[start of INPUT RECORDS]
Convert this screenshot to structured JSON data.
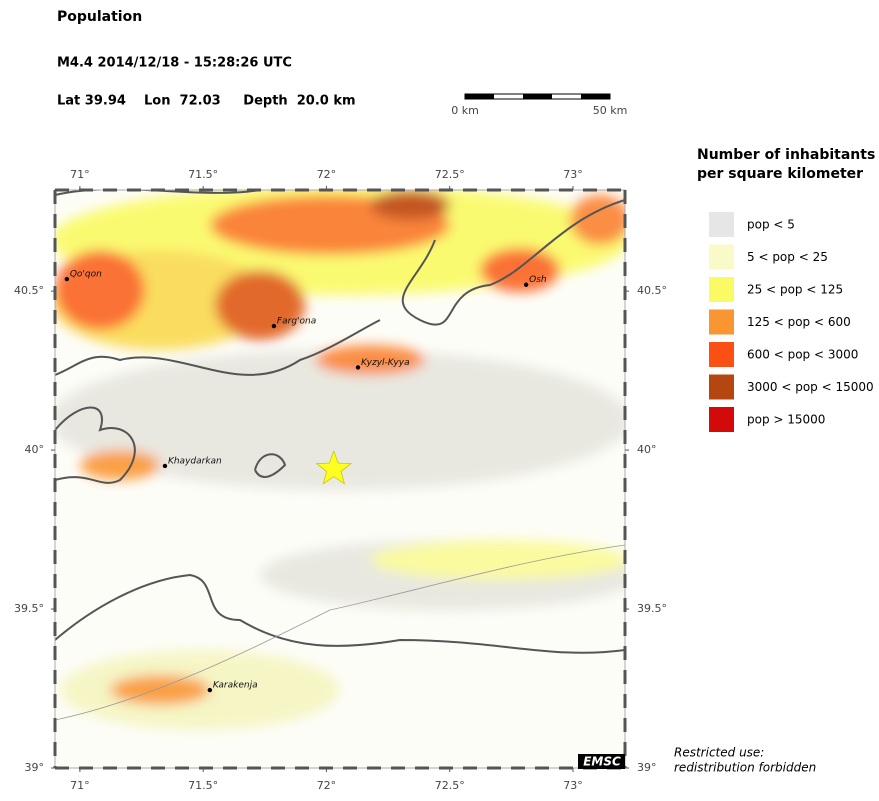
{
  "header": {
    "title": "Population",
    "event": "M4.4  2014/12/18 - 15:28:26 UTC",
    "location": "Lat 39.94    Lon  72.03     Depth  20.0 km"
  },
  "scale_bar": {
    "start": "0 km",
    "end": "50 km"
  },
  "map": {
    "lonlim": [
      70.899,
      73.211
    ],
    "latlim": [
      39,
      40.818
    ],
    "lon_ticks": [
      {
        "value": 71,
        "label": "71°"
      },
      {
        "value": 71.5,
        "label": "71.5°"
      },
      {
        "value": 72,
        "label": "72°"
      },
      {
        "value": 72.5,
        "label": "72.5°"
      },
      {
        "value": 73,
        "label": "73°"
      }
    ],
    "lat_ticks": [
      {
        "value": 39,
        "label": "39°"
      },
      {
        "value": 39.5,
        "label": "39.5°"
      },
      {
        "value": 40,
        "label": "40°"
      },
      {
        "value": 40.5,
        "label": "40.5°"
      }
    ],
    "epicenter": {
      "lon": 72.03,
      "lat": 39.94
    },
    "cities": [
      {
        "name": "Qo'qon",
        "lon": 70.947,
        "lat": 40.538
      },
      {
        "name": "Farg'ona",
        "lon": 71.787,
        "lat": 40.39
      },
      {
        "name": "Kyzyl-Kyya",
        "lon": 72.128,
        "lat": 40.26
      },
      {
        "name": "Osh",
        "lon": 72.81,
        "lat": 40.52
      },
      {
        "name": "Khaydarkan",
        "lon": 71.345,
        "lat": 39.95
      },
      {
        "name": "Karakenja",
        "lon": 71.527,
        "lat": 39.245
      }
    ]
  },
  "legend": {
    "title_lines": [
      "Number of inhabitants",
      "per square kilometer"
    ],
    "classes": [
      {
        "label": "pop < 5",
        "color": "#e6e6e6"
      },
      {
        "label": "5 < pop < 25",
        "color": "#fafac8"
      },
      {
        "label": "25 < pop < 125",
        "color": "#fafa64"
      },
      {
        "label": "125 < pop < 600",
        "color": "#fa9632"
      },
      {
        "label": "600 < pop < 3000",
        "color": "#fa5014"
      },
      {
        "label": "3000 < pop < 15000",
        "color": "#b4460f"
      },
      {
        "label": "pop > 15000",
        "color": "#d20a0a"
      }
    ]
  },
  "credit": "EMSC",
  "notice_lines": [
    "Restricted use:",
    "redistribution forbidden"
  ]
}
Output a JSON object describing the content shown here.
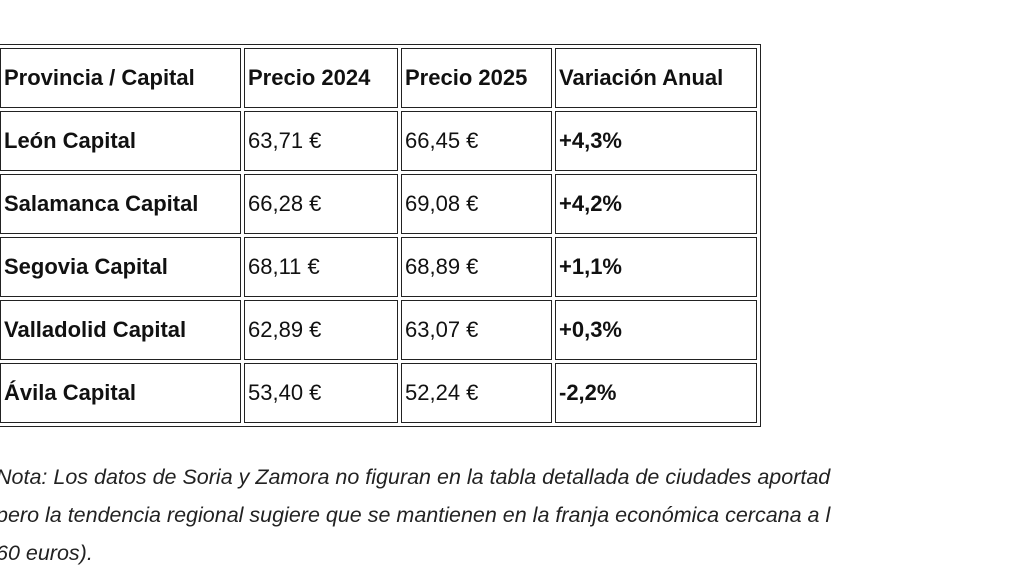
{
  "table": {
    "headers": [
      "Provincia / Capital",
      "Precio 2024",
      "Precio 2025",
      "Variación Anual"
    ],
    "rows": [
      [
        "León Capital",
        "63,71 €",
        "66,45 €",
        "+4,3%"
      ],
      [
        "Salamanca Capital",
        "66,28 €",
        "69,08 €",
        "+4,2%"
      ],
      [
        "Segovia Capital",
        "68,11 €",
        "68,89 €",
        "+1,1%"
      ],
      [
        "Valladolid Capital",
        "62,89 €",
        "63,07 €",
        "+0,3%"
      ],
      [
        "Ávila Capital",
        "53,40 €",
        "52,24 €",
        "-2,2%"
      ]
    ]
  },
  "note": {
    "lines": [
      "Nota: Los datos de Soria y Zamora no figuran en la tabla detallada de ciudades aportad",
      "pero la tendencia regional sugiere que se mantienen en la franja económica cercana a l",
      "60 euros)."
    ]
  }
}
[end of INPUT RECORDS]
Copy every record above exactly as written, but leave out the pictures.

(WRITTEN ANSWER):
Convert this screenshot to structured JSON data.
{
  "header": {
    "title": "Population",
    "event": "M4.4  2014/12/18 - 15:28:26 UTC",
    "location": "Lat 39.94    Lon  72.03     Depth  20.0 km"
  },
  "scale_bar": {
    "start": "0 km",
    "end": "50 km"
  },
  "map": {
    "lonlim": [
      70.899,
      73.211
    ],
    "latlim": [
      39,
      40.818
    ],
    "lon_ticks": [
      {
        "value": 71,
        "label": "71°"
      },
      {
        "value": 71.5,
        "label": "71.5°"
      },
      {
        "value": 72,
        "label": "72°"
      },
      {
        "value": 72.5,
        "label": "72.5°"
      },
      {
        "value": 73,
        "label": "73°"
      }
    ],
    "lat_ticks": [
      {
        "value": 39,
        "label": "39°"
      },
      {
        "value": 39.5,
        "label": "39.5°"
      },
      {
        "value": 40,
        "label": "40°"
      },
      {
        "value": 40.5,
        "label": "40.5°"
      }
    ],
    "epicenter": {
      "lon": 72.03,
      "lat": 39.94
    },
    "cities": [
      {
        "name": "Qo'qon",
        "lon": 70.947,
        "lat": 40.538
      },
      {
        "name": "Farg'ona",
        "lon": 71.787,
        "lat": 40.39
      },
      {
        "name": "Kyzyl-Kyya",
        "lon": 72.128,
        "lat": 40.26
      },
      {
        "name": "Osh",
        "lon": 72.81,
        "lat": 40.52
      },
      {
        "name": "Khaydarkan",
        "lon": 71.345,
        "lat": 39.95
      },
      {
        "name": "Karakenja",
        "lon": 71.527,
        "lat": 39.245
      }
    ]
  },
  "legend": {
    "title_lines": [
      "Number of inhabitants",
      "per square kilometer"
    ],
    "classes": [
      {
        "label": "pop < 5",
        "color": "#e6e6e6"
      },
      {
        "label": "5 < pop < 25",
        "color": "#fafac8"
      },
      {
        "label": "25 < pop < 125",
        "color": "#fafa64"
      },
      {
        "label": "125 < pop < 600",
        "color": "#fa9632"
      },
      {
        "label": "600 < pop < 3000",
        "color": "#fa5014"
      },
      {
        "label": "3000 < pop < 15000",
        "color": "#b4460f"
      },
      {
        "label": "pop > 15000",
        "color": "#d20a0a"
      }
    ]
  },
  "credit": "EMSC",
  "notice_lines": [
    "Restricted use:",
    "redistribution forbidden"
  ]
}
Output a JSON object describing the content shown here.
{
  "table": {
    "headers": [
      "Provincia / Capital",
      "Precio 2024",
      "Precio 2025",
      "Variación Anual"
    ],
    "rows": [
      [
        "León Capital",
        "63,71 €",
        "66,45 €",
        "+4,3%"
      ],
      [
        "Salamanca Capital",
        "66,28 €",
        "69,08 €",
        "+4,2%"
      ],
      [
        "Segovia Capital",
        "68,11 €",
        "68,89 €",
        "+1,1%"
      ],
      [
        "Valladolid Capital",
        "62,89 €",
        "63,07 €",
        "+0,3%"
      ],
      [
        "Ávila Capital",
        "53,40 €",
        "52,24 €",
        "-2,2%"
      ]
    ]
  },
  "note": {
    "lines": [
      "Nota: Los datos de Soria y Zamora no figuran en la tabla detallada de ciudades aportad",
      "pero la tendencia regional sugiere que se mantienen en la franja económica cercana a l",
      "60 euros)."
    ]
  }
}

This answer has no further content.